Records supplied —
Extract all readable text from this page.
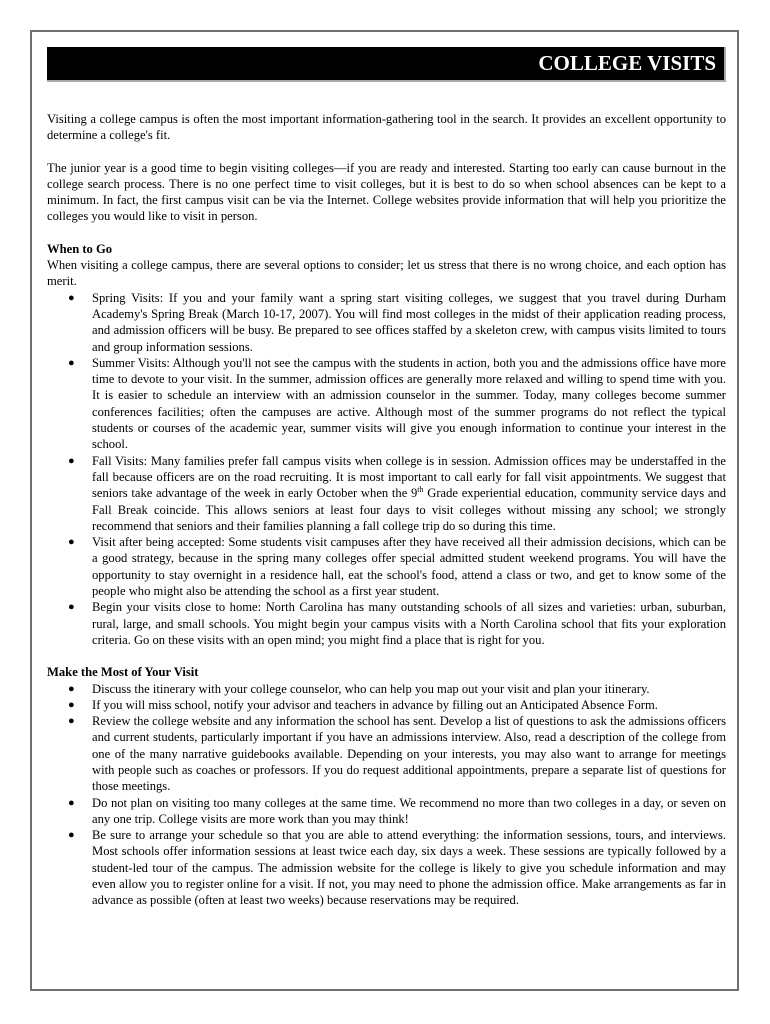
COLLEGE VISITS

Visiting a college campus is often the most important information-gathering tool in the search. It provides an excellent opportunity to determine a college's fit.

The junior year is a good time to begin visiting colleges—if you are ready and interested. Starting too early can cause burnout in the college search process. There is no one perfect time to visit colleges, but it is best to do so when school absences can be kept to a minimum. In fact, the first campus visit can be via the Internet. College websites provide information that will help you prioritize the colleges you would like to visit in person.

When to Go
When visiting a college campus, there are several options to consider; let us stress that there is no wrong choice, and each option has merit.
● Spring Visits: If you and your family want a spring start visiting colleges, we suggest that you travel during Durham Academy's Spring Break (March 10-17, 2007). You will find most colleges in the midst of their application reading process, and admission officers will be busy. Be prepared to see offices staffed by a skeleton crew, with campus visits limited to tours and group information sessions.
● Summer Visits: Although you'll not see the campus with the students in action, both you and the admissions office have more time to devote to your visit. In the summer, admission offices are generally more relaxed and willing to spend time with you. It is easier to schedule an interview with an admission counselor in the summer. Today, many colleges become summer conferences facilities; often the campuses are active. Although most of the summer programs do not reflect the typical students or courses of the academic year, summer visits will give you enough information to continue your interest in the school.
● Fall Visits: Many families prefer fall campus visits when college is in session. Admission offices may be understaffed in the fall because officers are on the road recruiting. It is most important to call early for fall visit appointments. We suggest that seniors take advantage of the week in early October when the 9th Grade experiential education, community service days and Fall Break coincide. This allows seniors at least four days to visit colleges without missing any school; we strongly recommend that seniors and their families planning a fall college trip do so during this time.
● Visit after being accepted: Some students visit campuses after they have received all their admission decisions, which can be a good strategy, because in the spring many colleges offer special admitted student weekend programs. You will have the opportunity to stay overnight in a residence hall, eat the school's food, attend a class or two, and get to know some of the people who might also be attending the school as a first year student.
● Begin your visits close to home: North Carolina has many outstanding schools of all sizes and varieties: urban, suburban, rural, large, and small schools. You might begin your campus visits with a North Carolina school that fits your exploration criteria. Go on these visits with an open mind; you might find a place that is right for you.
Make the Most of Your Visit
● Discuss the itinerary with your college counselor, who can help you map out your visit and plan your itinerary.
● If you will miss school, notify your advisor and teachers in advance by filling out an Anticipated Absence Form.
● Review the college website and any information the school has sent. Develop a list of questions to ask the admissions officers and current students, particularly important if you have an admissions interview. Also, read a description of the college from one of the many narrative guidebooks available. Depending on your interests, you may also want to arrange for meetings with people such as coaches or professors. If you do request additional appointments, prepare a separate list of questions for those meetings.
● Do not plan on visiting too many colleges at the same time. We recommend no more than two colleges in a day, or seven on any one trip. College visits are more work than you may think!
● Be sure to arrange your schedule so that you are able to attend everything: the information sessions, tours, and interviews. Most schools offer information sessions at least twice each day, six days a week. These sessions are typically followed by a student-led tour of the campus. The admission website for the college is likely to give you schedule information and may even allow you to register online for a visit. If not, you may need to phone the admission office. Make arrangements as far in advance as possible (often at least two weeks) because reservations may be required.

Given request —
Report each line in the preceding entries that holds the string "from".

Finished answer —
Extract all readable text from this page.
● Review the college website and any information the school has sent. Develop a list of questions to ask the admissions officers and current students, particularly important if you have an admissions interview. Also, read a description of the college from one of the many narrative guidebooks available. Depending on your interests, you may also want to arrange for meetings with people such as coaches or professors. If you do request additional appointments, prepare a separate list of questions for those meetings.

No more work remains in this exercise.